◆ WRITTEN TASK: The data below is to be returned in full and exactly.

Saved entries
>>>

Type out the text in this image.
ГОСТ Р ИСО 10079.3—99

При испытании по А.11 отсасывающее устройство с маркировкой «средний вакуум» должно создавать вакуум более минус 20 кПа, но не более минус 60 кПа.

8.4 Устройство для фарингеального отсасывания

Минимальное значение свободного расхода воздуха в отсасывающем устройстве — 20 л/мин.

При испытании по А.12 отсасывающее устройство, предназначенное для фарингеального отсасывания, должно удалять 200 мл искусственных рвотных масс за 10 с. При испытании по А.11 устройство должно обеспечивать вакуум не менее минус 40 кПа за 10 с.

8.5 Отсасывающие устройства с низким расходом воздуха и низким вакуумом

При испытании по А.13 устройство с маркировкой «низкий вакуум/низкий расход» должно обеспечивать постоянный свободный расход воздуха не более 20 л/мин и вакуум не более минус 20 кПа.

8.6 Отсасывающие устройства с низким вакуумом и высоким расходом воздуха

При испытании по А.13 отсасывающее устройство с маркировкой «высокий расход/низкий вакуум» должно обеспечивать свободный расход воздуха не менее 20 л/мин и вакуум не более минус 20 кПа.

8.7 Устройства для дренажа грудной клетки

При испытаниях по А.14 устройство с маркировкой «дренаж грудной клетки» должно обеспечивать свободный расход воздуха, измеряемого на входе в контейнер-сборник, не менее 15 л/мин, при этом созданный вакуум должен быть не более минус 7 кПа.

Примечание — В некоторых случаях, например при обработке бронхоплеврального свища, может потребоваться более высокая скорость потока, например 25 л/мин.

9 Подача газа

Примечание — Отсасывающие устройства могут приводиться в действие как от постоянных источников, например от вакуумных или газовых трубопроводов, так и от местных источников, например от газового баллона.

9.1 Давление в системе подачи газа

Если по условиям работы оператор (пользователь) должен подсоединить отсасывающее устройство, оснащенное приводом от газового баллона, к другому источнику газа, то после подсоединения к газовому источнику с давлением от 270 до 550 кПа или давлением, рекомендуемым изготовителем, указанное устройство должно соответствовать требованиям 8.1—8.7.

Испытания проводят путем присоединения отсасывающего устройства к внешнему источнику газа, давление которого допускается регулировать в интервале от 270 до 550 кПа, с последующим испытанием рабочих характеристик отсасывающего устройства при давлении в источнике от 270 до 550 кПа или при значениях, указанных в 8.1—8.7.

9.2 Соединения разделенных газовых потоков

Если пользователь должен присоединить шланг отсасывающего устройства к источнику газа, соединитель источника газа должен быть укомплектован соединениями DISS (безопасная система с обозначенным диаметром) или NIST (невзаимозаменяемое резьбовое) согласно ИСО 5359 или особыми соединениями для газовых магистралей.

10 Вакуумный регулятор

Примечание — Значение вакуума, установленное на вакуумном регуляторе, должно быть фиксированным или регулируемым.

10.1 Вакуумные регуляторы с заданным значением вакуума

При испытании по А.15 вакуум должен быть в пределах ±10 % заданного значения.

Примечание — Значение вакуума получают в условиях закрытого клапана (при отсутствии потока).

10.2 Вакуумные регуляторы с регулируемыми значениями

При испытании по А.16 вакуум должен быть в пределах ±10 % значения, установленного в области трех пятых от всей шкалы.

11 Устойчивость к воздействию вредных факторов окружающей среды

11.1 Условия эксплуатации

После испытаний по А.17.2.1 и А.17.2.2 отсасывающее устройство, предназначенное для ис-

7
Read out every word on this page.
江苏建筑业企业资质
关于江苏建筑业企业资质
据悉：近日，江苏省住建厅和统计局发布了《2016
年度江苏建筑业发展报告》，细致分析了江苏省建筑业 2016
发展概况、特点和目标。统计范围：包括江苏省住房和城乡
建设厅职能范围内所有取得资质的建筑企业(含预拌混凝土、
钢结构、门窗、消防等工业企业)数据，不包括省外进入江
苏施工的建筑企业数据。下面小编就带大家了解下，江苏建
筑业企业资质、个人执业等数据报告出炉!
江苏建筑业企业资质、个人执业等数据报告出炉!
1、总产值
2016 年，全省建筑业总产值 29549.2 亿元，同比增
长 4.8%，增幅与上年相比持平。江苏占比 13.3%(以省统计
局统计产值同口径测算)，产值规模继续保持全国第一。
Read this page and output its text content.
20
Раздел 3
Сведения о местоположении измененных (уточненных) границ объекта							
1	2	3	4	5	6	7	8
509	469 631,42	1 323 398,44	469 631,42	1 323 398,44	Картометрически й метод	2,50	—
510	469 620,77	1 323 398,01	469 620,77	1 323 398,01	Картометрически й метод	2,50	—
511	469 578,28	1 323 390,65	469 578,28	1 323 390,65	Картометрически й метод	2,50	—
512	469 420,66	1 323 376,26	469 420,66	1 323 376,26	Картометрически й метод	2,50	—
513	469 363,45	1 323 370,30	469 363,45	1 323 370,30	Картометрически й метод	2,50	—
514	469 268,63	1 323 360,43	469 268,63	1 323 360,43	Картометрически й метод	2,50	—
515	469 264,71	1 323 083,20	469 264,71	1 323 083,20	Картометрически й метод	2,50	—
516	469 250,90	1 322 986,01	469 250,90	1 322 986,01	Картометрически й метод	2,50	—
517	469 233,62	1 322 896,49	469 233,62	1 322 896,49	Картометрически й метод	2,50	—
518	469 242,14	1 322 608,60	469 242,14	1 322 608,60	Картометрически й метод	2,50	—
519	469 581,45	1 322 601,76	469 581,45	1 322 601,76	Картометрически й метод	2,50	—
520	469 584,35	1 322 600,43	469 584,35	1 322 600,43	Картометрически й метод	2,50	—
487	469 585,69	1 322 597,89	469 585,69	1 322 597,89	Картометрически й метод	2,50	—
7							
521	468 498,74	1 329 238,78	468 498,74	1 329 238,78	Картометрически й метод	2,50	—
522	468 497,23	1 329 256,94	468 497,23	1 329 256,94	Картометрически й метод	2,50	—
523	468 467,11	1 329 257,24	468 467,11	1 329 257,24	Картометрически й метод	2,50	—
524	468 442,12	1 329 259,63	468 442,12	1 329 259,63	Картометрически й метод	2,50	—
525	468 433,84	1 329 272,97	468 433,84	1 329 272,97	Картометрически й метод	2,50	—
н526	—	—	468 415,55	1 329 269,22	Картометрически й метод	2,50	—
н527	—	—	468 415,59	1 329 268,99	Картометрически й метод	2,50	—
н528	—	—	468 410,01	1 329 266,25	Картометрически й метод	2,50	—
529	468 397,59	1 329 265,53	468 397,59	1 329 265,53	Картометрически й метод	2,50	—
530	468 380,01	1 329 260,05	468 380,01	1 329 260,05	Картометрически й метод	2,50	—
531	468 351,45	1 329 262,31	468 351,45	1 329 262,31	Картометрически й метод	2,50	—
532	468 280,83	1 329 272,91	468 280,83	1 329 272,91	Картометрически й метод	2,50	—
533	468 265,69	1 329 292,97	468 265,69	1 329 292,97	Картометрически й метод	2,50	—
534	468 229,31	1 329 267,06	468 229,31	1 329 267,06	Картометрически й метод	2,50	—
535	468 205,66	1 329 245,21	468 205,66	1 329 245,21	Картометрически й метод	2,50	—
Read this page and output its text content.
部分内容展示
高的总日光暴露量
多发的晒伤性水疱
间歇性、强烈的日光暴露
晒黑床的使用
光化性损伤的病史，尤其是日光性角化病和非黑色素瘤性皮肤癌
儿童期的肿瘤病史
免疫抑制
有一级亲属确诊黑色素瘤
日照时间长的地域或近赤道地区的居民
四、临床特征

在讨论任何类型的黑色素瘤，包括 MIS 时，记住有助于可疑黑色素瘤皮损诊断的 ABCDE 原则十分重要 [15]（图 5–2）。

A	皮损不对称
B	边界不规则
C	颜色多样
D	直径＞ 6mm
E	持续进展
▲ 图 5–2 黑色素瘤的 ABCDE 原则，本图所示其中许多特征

<<<

◆ SOLUTION FOR THIS TASK:
Type out the text in this image.
ГОСТ Р ИСО 10079.3—99

При испытании по А.11 отсасывающее устройство с маркировкой «средний вакуум» должно создавать вакуум более минус 20 кПа, но не более минус 60 кПа.

8.4 Устройство для фарингеального отсасывания

Минимальное значение свободного расхода воздуха в отсасывающем устройстве — 20 л/мин.

При испытании по А.12 отсасывающее устройство, предназначенное для фарингеального отсасывания, должно удалять 200 мл искусственных рвотных масс за 10 с. При испытании по А.11 устройство должно обеспечивать вакуум не менее минус 40 кПа за 10 с.

8.5 Отсасывающие устройства с низким расходом воздуха и низким вакуумом

При испытании по А.13 устройство с маркировкой «низкий вакуум/низкий расход» должно обеспечивать постоянный свободный расход воздуха не более 20 л/мин и вакуум не более минус 20 кПа.

8.6 Отсасывающие устройства с низким вакуумом и высоким расходом воздуха

При испытании по А.13 отсасывающее устройство с маркировкой «высокий расход/низкий вакуум» должно обеспечивать свободный расход воздуха не менее 20 л/мин и вакуум не более минус 20 кПа.

8.7 Устройства для дренажа грудной клетки

При испытаниях по А.14 устройство с маркировкой «дренаж грудной клетки» должно обеспечивать свободный расход воздуха, измеряемого на входе в контейнер-сборник, не менее 15 л/мин, при этом созданный вакуум должен быть не более минус 7 кПа.

Примечание — В некоторых случаях, например при обработке бронхоплеврального свища, может потребоваться более высокая скорость потока, например 25 л/мин.

9 Подача газа

Примечание — Отсасывающие устройства могут приводиться в действие как от постоянных источников, например от вакуумных или газовых трубопроводов, так и от местных источников, например от газового баллона.

9.1 Давление в системе подачи газа

Если по условиям работы оператор (пользователь) должен подсоединить отсасывающее устройство, оснащенное приводом от газового баллона, к другому источнику газа, то после подсоединения к газовому источнику с давлением от 270 до 550 кПа или давлением, рекомендуемым изготовителем, указанное устройство должно соответствовать требованиям 8.1—8.7.

Испытания проводят путем присоединения отсасывающего устройства к внешнему источнику газа, давление которого допускается регулировать в интервале от 270 до 550 кПа, с последующим испытанием рабочих характеристик отсасывающего устройства при давлении в источнике от 270 до 550 кПа или при значениях, указанных в 8.1—8.7.

9.2 Соединения разделенных газовых потоков

Если пользователь должен присоединить шланг отсасывающего устройства к источнику газа, соединитель источника газа должен быть укомплектован соединениями DISS (безопасная система с обозначенным диаметром) или NIST (невзаимозаменяемое резьбовое) согласно ИСО 5359 или особыми соединениями для газовых магистралей.

10 Вакуумный регулятор

Примечание — Значение вакуума, установленное на вакуумном регуляторе, должно быть фиксированным или регулируемым.

10.1 Вакуумные регуляторы с заданным значением вакуума

При испытании по А.15 вакуум должен быть в пределах ±10 % заданного значения.

Примечание — Значение вакуума получают в условиях закрытого клапана (при отсутствии потока).

10.2 Вакуумные регуляторы с регулируемыми значениями

При испытании по А.16 вакуум должен быть в пределах ±10 % значения, установленного в области трех пятых от всей шкалы.

11 Устойчивость к воздействию вредных факторов окружающей среды

11.1 Условия эксплуатации

После испытаний по А.17.2.1 и А.17.2.2 отсасывающее устройство, предназначенное для ис-

7
Read out every word on this page.
江苏建筑业企业资质
关于江苏建筑业企业资质
据悉：近日，江苏省住建厅和统计局发布了《2016
年度江苏建筑业发展报告》，细致分析了江苏省建筑业 2016
发展概况、特点和目标。统计范围：包括江苏省住房和城乡
建设厅职能范围内所有取得资质的建筑企业(含预拌混凝土、
钢结构、门窗、消防等工业企业)数据，不包括省外进入江
苏施工的建筑企业数据。下面小编就带大家了解下，江苏建
筑业企业资质、个人执业等数据报告出炉!
江苏建筑业企业资质、个人执业等数据报告出炉!
1、总产值
2016 年，全省建筑业总产值 29549.2 亿元，同比增
长 4.8%，增幅与上年相比持平。江苏占比 13.3%(以省统计
局统计产值同口径测算)，产值规模继续保持全国第一。
Read this page and output its text content.
20
Раздел 3
Сведения о местоположении измененных (уточненных) границ объекта							
1	2	3	4	5	6	7	8
509	469 631,42	1 323 398,44	469 631,42	1 323 398,44	Картометрически й метод	2,50	—
510	469 620,77	1 323 398,01	469 620,77	1 323 398,01	Картометрически й метод	2,50	—
511	469 578,28	1 323 390,65	469 578,28	1 323 390,65	Картометрически й метод	2,50	—
512	469 420,66	1 323 376,26	469 420,66	1 323 376,26	Картометрически й метод	2,50	—
513	469 363,45	1 323 370,30	469 363,45	1 323 370,30	Картометрически й метод	2,50	—
514	469 268,63	1 323 360,43	469 268,63	1 323 360,43	Картометрически й метод	2,50	—
515	469 264,71	1 323 083,20	469 264,71	1 323 083,20	Картометрически й метод	2,50	—
516	469 250,90	1 322 986,01	469 250,90	1 322 986,01	Картометрически й метод	2,50	—
517	469 233,62	1 322 896,49	469 233,62	1 322 896,49	Картометрически й метод	2,50	—
518	469 242,14	1 322 608,60	469 242,14	1 322 608,60	Картометрически й метод	2,50	—
519	469 581,45	1 322 601,76	469 581,45	1 322 601,76	Картометрически й метод	2,50	—
520	469 584,35	1 322 600,43	469 584,35	1 322 600,43	Картометрически й метод	2,50	—
487	469 585,69	1 322 597,89	469 585,69	1 322 597,89	Картометрически й метод	2,50	—
7							
521	468 498,74	1 329 238,78	468 498,74	1 329 238,78	Картометрически й метод	2,50	—
522	468 497,23	1 329 256,94	468 497,23	1 329 256,94	Картометрически й метод	2,50	—
523	468 467,11	1 329 257,24	468 467,11	1 329 257,24	Картометрически й метод	2,50	—
524	468 442,12	1 329 259,63	468 442,12	1 329 259,63	Картометрически й метод	2,50	—
525	468 433,84	1 329 272,97	468 433,84	1 329 272,97	Картометрически й метод	2,50	—
н526	—	—	468 415,55	1 329 269,22	Картометрически й метод	2,50	—
н527	—	—	468 415,59	1 329 268,99	Картометрически й метод	2,50	—
н528	—	—	468 410,01	1 329 266,25	Картометрически й метод	2,50	—
529	468 397,59	1 329 265,53	468 397,59	1 329 265,53	Картометрически й метод	2,50	—
530	468 380,01	1 329 260,05	468 380,01	1 329 260,05	Картометрически й метод	2,50	—
531	468 351,45	1 329 262,31	468 351,45	1 329 262,31	Картометрически й метод	2,50	—
532	468 280,83	1 329 272,91	468 280,83	1 329 272,91	Картометрически й метод	2,50	—
533	468 265,69	1 329 292,97	468 265,69	1 329 292,97	Картометрически й метод	2,50	—
534	468 229,31	1 329 267,06	468 229,31	1 329 267,06	Картометрически й метод	2,50	—
535	468 205,66	1 329 245,21	468 205,66	1 329 245,21	Картометрически й метод	2,50	—
Read this page and output its text content.
部分内容展示
高的总日光暴露量
多发的晒伤性水疱
间歇性、强烈的日光暴露
晒黑床的使用
光化性损伤的病史，尤其是日光性角化病和非黑色素瘤性皮肤癌
儿童期的肿瘤病史
免疫抑制
有一级亲属确诊黑色素瘤
日照时间长的地域或近赤道地区的居民
四、临床特征

在讨论任何类型的黑色素瘤，包括 MIS 时，记住有助于可疑黑色素瘤皮损诊断的 ABCDE 原则十分重要 [15]（图 5–2）。

A	皮损不对称
B	边界不规则
C	颜色多样
D	直径＞ 6mm
E	持续进展
▲ 图 5–2 黑色素瘤的 ABCDE 原则，本图所示其中许多特征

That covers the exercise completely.